» **WORK TO COMPLETE**:
Copy out the listing below word for word, omitting the pictures.

» **PROVIDED ENTRIES**:
━━━━━━━━
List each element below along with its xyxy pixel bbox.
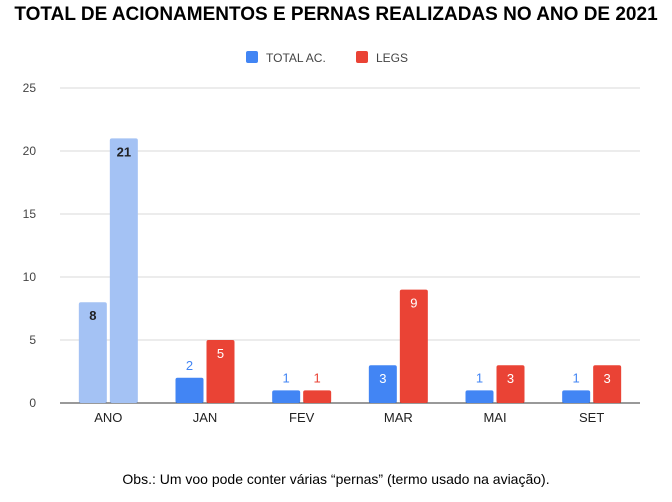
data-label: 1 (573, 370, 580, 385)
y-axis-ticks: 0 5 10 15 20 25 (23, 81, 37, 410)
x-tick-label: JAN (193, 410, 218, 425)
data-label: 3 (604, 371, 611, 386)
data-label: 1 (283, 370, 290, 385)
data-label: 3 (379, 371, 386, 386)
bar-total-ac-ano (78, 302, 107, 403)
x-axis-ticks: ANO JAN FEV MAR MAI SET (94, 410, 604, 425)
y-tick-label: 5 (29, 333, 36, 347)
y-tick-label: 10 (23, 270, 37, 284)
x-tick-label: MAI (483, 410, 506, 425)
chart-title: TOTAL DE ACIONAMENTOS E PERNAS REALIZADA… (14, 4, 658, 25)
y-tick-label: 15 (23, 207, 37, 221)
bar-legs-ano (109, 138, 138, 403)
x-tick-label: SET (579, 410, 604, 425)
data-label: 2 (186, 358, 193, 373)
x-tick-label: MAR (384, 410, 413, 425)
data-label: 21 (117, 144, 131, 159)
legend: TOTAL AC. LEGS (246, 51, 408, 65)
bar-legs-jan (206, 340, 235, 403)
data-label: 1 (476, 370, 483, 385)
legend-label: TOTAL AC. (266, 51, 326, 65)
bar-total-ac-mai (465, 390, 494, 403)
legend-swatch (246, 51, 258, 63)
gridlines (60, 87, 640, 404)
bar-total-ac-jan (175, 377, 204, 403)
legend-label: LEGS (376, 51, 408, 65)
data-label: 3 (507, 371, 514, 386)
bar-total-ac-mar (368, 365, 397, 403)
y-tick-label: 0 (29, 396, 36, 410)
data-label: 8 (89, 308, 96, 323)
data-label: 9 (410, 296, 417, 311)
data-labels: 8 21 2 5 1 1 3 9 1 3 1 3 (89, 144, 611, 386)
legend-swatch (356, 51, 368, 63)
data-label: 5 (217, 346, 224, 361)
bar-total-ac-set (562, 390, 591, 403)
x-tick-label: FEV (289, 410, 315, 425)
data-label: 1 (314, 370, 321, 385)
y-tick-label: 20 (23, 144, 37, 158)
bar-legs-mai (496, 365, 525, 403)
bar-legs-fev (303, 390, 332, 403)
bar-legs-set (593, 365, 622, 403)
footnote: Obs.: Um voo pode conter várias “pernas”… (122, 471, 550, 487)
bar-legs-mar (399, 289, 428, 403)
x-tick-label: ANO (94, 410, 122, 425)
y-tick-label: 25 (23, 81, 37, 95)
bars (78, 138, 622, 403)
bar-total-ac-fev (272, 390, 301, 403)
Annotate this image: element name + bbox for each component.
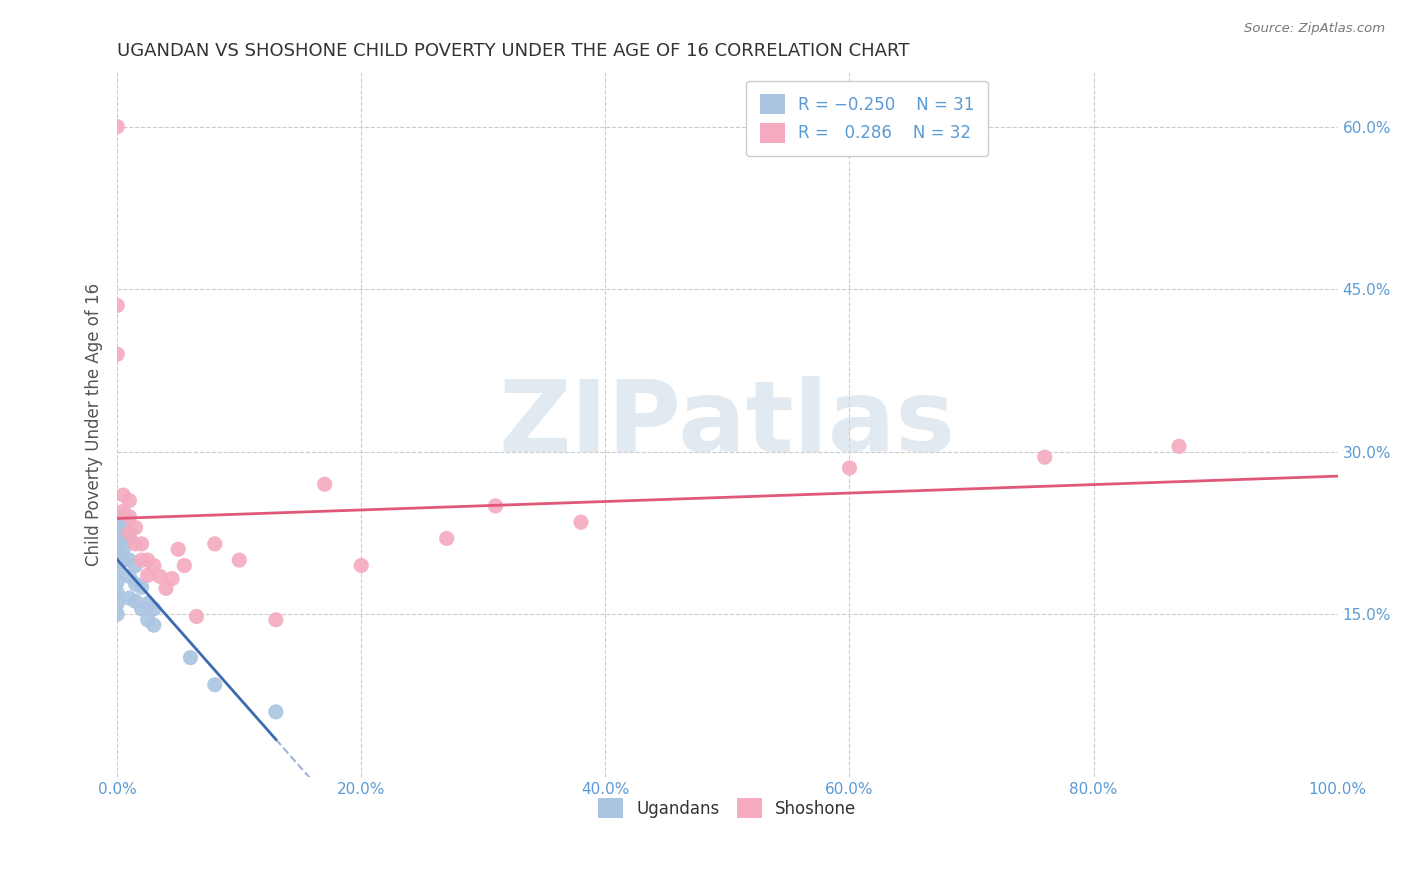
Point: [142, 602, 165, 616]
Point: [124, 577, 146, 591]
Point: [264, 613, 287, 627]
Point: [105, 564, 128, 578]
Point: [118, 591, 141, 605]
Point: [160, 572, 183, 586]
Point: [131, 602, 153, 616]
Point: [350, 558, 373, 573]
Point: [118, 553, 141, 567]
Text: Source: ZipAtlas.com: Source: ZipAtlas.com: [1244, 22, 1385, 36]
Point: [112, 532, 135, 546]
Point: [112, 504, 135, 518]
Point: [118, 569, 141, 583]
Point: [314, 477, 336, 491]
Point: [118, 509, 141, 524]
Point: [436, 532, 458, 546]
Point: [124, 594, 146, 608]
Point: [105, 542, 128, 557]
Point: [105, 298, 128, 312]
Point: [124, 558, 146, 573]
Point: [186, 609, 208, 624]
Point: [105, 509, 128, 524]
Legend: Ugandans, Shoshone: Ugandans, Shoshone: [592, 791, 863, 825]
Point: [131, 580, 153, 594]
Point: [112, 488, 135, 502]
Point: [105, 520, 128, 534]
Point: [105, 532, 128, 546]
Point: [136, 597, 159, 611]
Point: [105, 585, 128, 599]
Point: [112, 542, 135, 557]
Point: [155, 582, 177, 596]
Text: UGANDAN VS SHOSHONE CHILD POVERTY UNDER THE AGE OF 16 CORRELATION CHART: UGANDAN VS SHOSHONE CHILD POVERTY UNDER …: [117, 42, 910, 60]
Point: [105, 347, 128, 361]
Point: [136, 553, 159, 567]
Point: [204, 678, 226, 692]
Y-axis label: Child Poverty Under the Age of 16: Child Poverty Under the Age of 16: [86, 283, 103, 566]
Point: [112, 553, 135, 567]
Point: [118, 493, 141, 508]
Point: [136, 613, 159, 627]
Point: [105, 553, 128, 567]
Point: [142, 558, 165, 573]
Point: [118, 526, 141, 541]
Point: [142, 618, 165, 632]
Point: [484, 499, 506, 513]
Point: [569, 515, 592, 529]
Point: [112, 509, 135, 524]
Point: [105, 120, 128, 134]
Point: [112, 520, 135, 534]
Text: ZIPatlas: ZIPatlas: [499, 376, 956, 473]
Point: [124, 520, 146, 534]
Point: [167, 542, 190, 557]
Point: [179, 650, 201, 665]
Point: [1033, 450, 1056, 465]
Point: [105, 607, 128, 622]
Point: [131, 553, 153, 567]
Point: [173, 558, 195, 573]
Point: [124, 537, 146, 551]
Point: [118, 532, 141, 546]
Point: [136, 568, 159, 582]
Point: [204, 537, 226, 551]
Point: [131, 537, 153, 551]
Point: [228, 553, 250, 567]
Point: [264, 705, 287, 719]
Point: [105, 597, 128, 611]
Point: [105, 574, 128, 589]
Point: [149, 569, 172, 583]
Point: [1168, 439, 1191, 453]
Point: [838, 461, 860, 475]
━━━━━━━━
» **WRITTEN RESPONSE**:
List each element below along with its xyxy pixel bbox.
data-label: 1 (573, 370, 580, 385)
y-axis-ticks: 0 5 10 15 20 25 (23, 81, 37, 410)
x-tick-label: JAN (193, 410, 218, 425)
data-label: 3 (604, 371, 611, 386)
data-label: 1 (283, 370, 290, 385)
data-label: 3 (379, 371, 386, 386)
bar-total-ac-ano (78, 302, 107, 403)
x-axis-ticks: ANO JAN FEV MAR MAI SET (94, 410, 604, 425)
y-tick-label: 5 (29, 333, 36, 347)
y-tick-label: 10 (23, 270, 37, 284)
x-tick-label: MAI (483, 410, 506, 425)
chart-title: TOTAL DE ACIONAMENTOS E PERNAS REALIZADA… (14, 4, 658, 25)
y-tick-label: 15 (23, 207, 37, 221)
bar-legs-ano (109, 138, 138, 403)
x-tick-label: SET (579, 410, 604, 425)
data-label: 2 (186, 358, 193, 373)
x-tick-label: MAR (384, 410, 413, 425)
data-label: 21 (117, 144, 131, 159)
legend: TOTAL AC. LEGS (246, 51, 408, 65)
bar-legs-jan (206, 340, 235, 403)
data-label: 1 (476, 370, 483, 385)
legend-label: TOTAL AC. (266, 51, 326, 65)
bar-total-ac-mai (465, 390, 494, 403)
legend-swatch (246, 51, 258, 63)
gridlines (60, 87, 640, 404)
bar-total-ac-jan (175, 377, 204, 403)
legend-label: LEGS (376, 51, 408, 65)
data-label: 3 (507, 371, 514, 386)
bar-total-ac-mar (368, 365, 397, 403)
y-tick-label: 0 (29, 396, 36, 410)
data-label: 8 (89, 308, 96, 323)
data-label: 9 (410, 296, 417, 311)
data-labels: 8 21 2 5 1 1 3 9 1 3 1 3 (89, 144, 611, 386)
legend-swatch (356, 51, 368, 63)
data-label: 5 (217, 346, 224, 361)
bar-total-ac-set (562, 390, 591, 403)
x-tick-label: FEV (289, 410, 315, 425)
data-label: 1 (314, 370, 321, 385)
y-tick-label: 20 (23, 144, 37, 158)
bar-legs-mai (496, 365, 525, 403)
bar-legs-fev (303, 390, 332, 403)
bar-legs-set (593, 365, 622, 403)
footnote: Obs.: Um voo pode conter várias “pernas”… (122, 471, 550, 487)
bar-legs-mar (399, 289, 428, 403)
x-tick-label: ANO (94, 410, 122, 425)
y-tick-label: 25 (23, 81, 37, 95)
bars (78, 138, 622, 403)
bar-total-ac-fev (272, 390, 301, 403)
Annotate this image: element name + bbox for each component.
Point: [142, 602, 165, 616]
Point: [124, 577, 146, 591]
Point: [264, 613, 287, 627]
Point: [105, 564, 128, 578]
Point: [118, 591, 141, 605]
Point: [160, 572, 183, 586]
Point: [131, 602, 153, 616]
Point: [350, 558, 373, 573]
Point: [118, 553, 141, 567]
Text: Source: ZipAtlas.com: Source: ZipAtlas.com: [1244, 22, 1385, 36]
Point: [112, 532, 135, 546]
Point: [112, 504, 135, 518]
Point: [118, 569, 141, 583]
Point: [314, 477, 336, 491]
Point: [118, 509, 141, 524]
Point: [436, 532, 458, 546]
Point: [124, 594, 146, 608]
Point: [105, 542, 128, 557]
Point: [105, 298, 128, 312]
Point: [124, 558, 146, 573]
Point: [186, 609, 208, 624]
Point: [105, 509, 128, 524]
Legend: Ugandans, Shoshone: Ugandans, Shoshone: [592, 791, 863, 825]
Point: [131, 580, 153, 594]
Point: [112, 488, 135, 502]
Point: [105, 520, 128, 534]
Point: [105, 532, 128, 546]
Point: [136, 597, 159, 611]
Point: [105, 585, 128, 599]
Point: [112, 542, 135, 557]
Point: [155, 582, 177, 596]
Text: UGANDAN VS SHOSHONE CHILD POVERTY UNDER THE AGE OF 16 CORRELATION CHART: UGANDAN VS SHOSHONE CHILD POVERTY UNDER …: [117, 42, 910, 60]
Point: [105, 347, 128, 361]
Point: [136, 553, 159, 567]
Point: [204, 678, 226, 692]
Y-axis label: Child Poverty Under the Age of 16: Child Poverty Under the Age of 16: [86, 283, 103, 566]
Point: [112, 553, 135, 567]
Point: [118, 493, 141, 508]
Point: [136, 613, 159, 627]
Point: [105, 553, 128, 567]
Point: [142, 558, 165, 573]
Point: [118, 526, 141, 541]
Point: [142, 618, 165, 632]
Point: [484, 499, 506, 513]
Point: [569, 515, 592, 529]
Point: [112, 509, 135, 524]
Point: [105, 120, 128, 134]
Point: [112, 520, 135, 534]
Text: ZIPatlas: ZIPatlas: [499, 376, 956, 473]
Point: [124, 520, 146, 534]
Point: [167, 542, 190, 557]
Point: [179, 650, 201, 665]
Point: [1033, 450, 1056, 465]
Point: [105, 607, 128, 622]
Point: [131, 553, 153, 567]
Point: [173, 558, 195, 573]
Point: [124, 537, 146, 551]
Point: [118, 532, 141, 546]
Point: [136, 568, 159, 582]
Point: [204, 537, 226, 551]
Point: [131, 537, 153, 551]
Point: [228, 553, 250, 567]
Point: [264, 705, 287, 719]
Point: [105, 597, 128, 611]
Point: [105, 574, 128, 589]
Point: [149, 569, 172, 583]
Point: [1168, 439, 1191, 453]
Point: [838, 461, 860, 475]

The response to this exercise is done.